--- DATA EXCERPTS ---
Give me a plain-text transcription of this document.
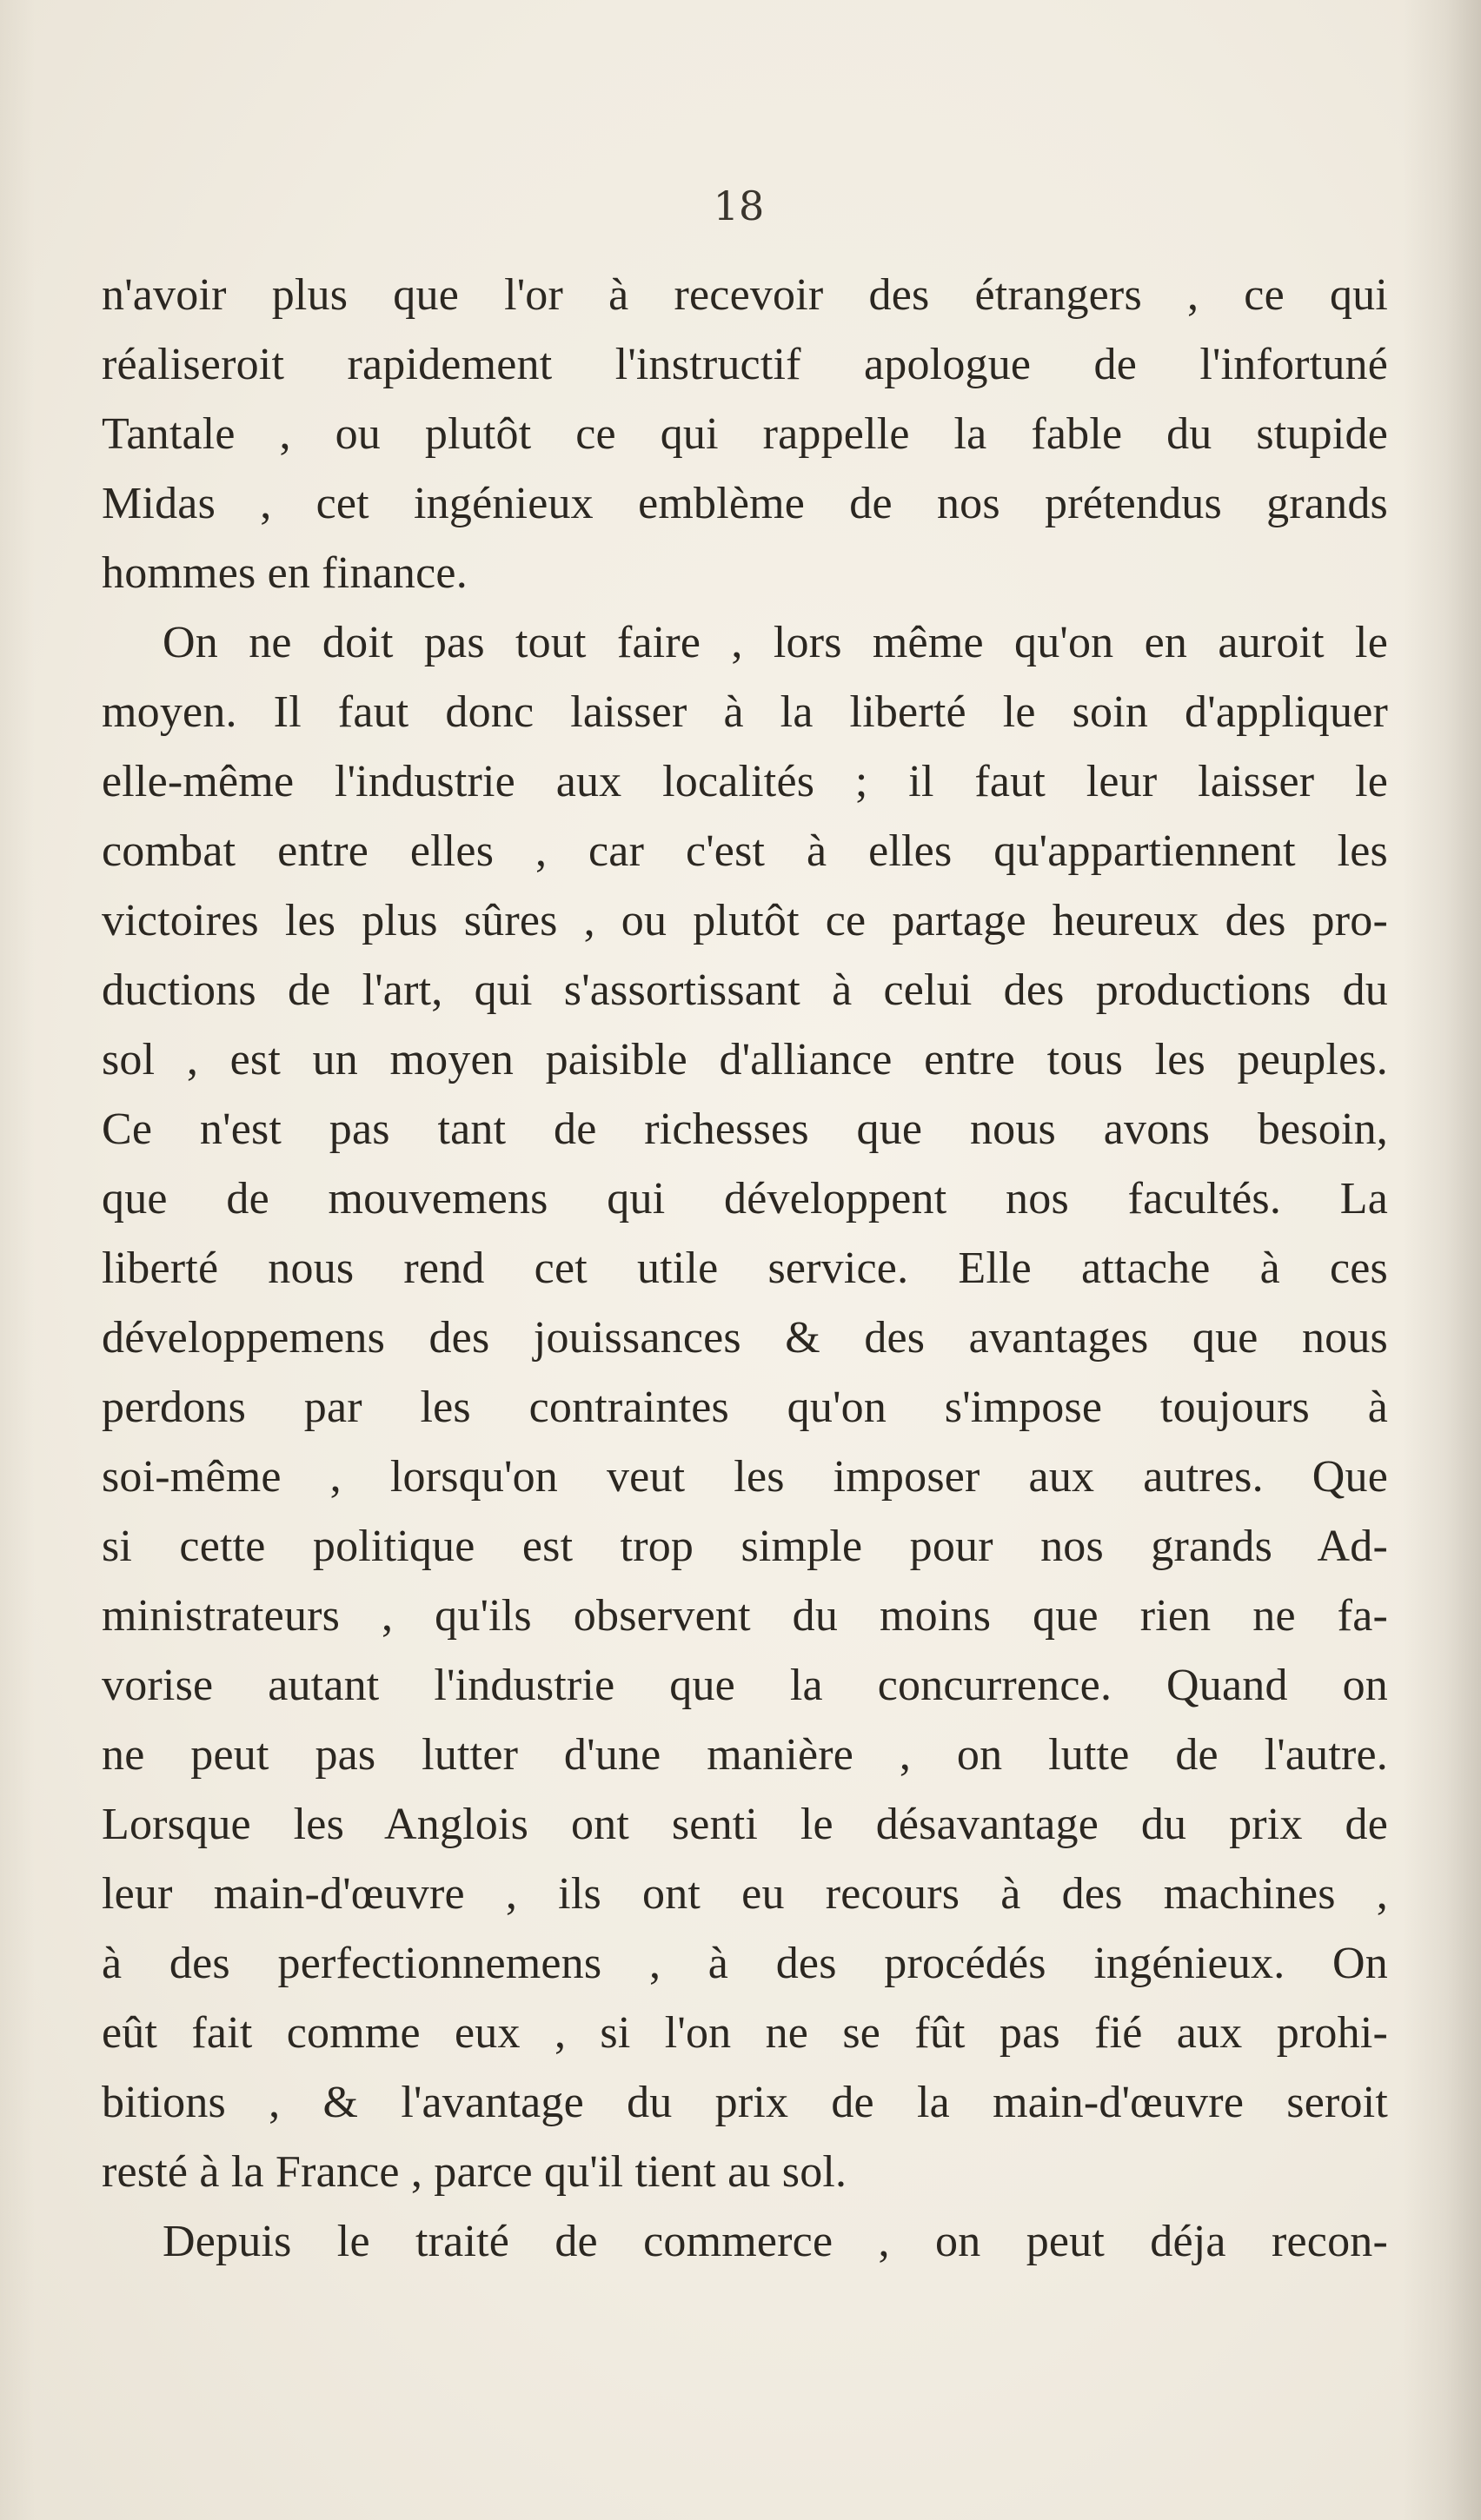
18
n'avoir plus que l'or à recevoir des étrangers , ce qui
réaliseroit rapidement l'instructif apologue de l'infortuné
Tantale , ou plutôt ce qui rappelle la fable du stupide
Midas , cet ingénieux emblème de nos prétendus grands
hommes en finance.
On ne doit pas tout faire , lors même qu'on en auroit le
moyen. Il faut donc laisser à la liberté le soin d'appliquer
elle-même l'industrie aux localités ; il faut leur laisser le
combat entre elles , car c'est à elles qu'appartiennent les
victoires les plus sûres , ou plutôt ce partage heureux des pro-
ductions de l'art, qui s'assortissant à celui des productions du
sol , est un moyen paisible d'alliance entre tous les peuples.
Ce n'est pas tant de richesses que nous avons besoin,
que de mouvemens qui développent nos facultés. La
liberté nous rend cet utile service. Elle attache à ces
développemens des jouissances & des avantages que nous
perdons par les contraintes qu'on s'impose toujours à
soi-même , lorsqu'on veut les imposer aux autres. Que
si cette politique est trop simple pour nos grands Ad-
ministrateurs , qu'ils observent du moins que rien ne fa-
vorise autant l'industrie que la concurrence. Quand on
ne peut pas lutter d'une manière , on lutte de l'autre.
Lorsque les Anglois ont senti le désavantage du prix de
leur main-d'œuvre , ils ont eu recours à des machines ,
à des perfectionnemens , à des procédés ingénieux. On
eût fait comme eux , si l'on ne se fût pas fié aux prohi-
bitions , & l'avantage du prix de la main-d'œuvre seroit
resté à la France , parce qu'il tient au sol.
Depuis le traité de commerce , on peut déja recon-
---
→ **GIVEN INSTRUCTION**:
Every entry should be returned exactly as written, minus the pictures.

→ **FINAL RESULT**:
Give me a plain-text transcription of this document.
18
n'avoir plus que l'or à recevoir des étrangers , ce qui
réaliseroit rapidement l'instructif apologue de l'infortuné
Tantale , ou plutôt ce qui rappelle la fable du stupide
Midas , cet ingénieux emblème de nos prétendus grands
hommes en finance.
On ne doit pas tout faire , lors même qu'on en auroit le
moyen. Il faut donc laisser à la liberté le soin d'appliquer
elle-même l'industrie aux localités ; il faut leur laisser le
combat entre elles , car c'est à elles qu'appartiennent les
victoires les plus sûres , ou plutôt ce partage heureux des pro-
ductions de l'art, qui s'assortissant à celui des productions du
sol , est un moyen paisible d'alliance entre tous les peuples.
Ce n'est pas tant de richesses que nous avons besoin,
que de mouvemens qui développent nos facultés. La
liberté nous rend cet utile service. Elle attache à ces
développemens des jouissances & des avantages que nous
perdons par les contraintes qu'on s'impose toujours à
soi-même , lorsqu'on veut les imposer aux autres. Que
si cette politique est trop simple pour nos grands Ad-
ministrateurs , qu'ils observent du moins que rien ne fa-
vorise autant l'industrie que la concurrence. Quand on
ne peut pas lutter d'une manière , on lutte de l'autre.
Lorsque les Anglois ont senti le désavantage du prix de
leur main-d'œuvre , ils ont eu recours à des machines ,
à des perfectionnemens , à des procédés ingénieux. On
eût fait comme eux , si l'on ne se fût pas fié aux prohi-
bitions , & l'avantage du prix de la main-d'œuvre seroit
resté à la France , parce qu'il tient au sol.
Depuis le traité de commerce , on peut déja recon-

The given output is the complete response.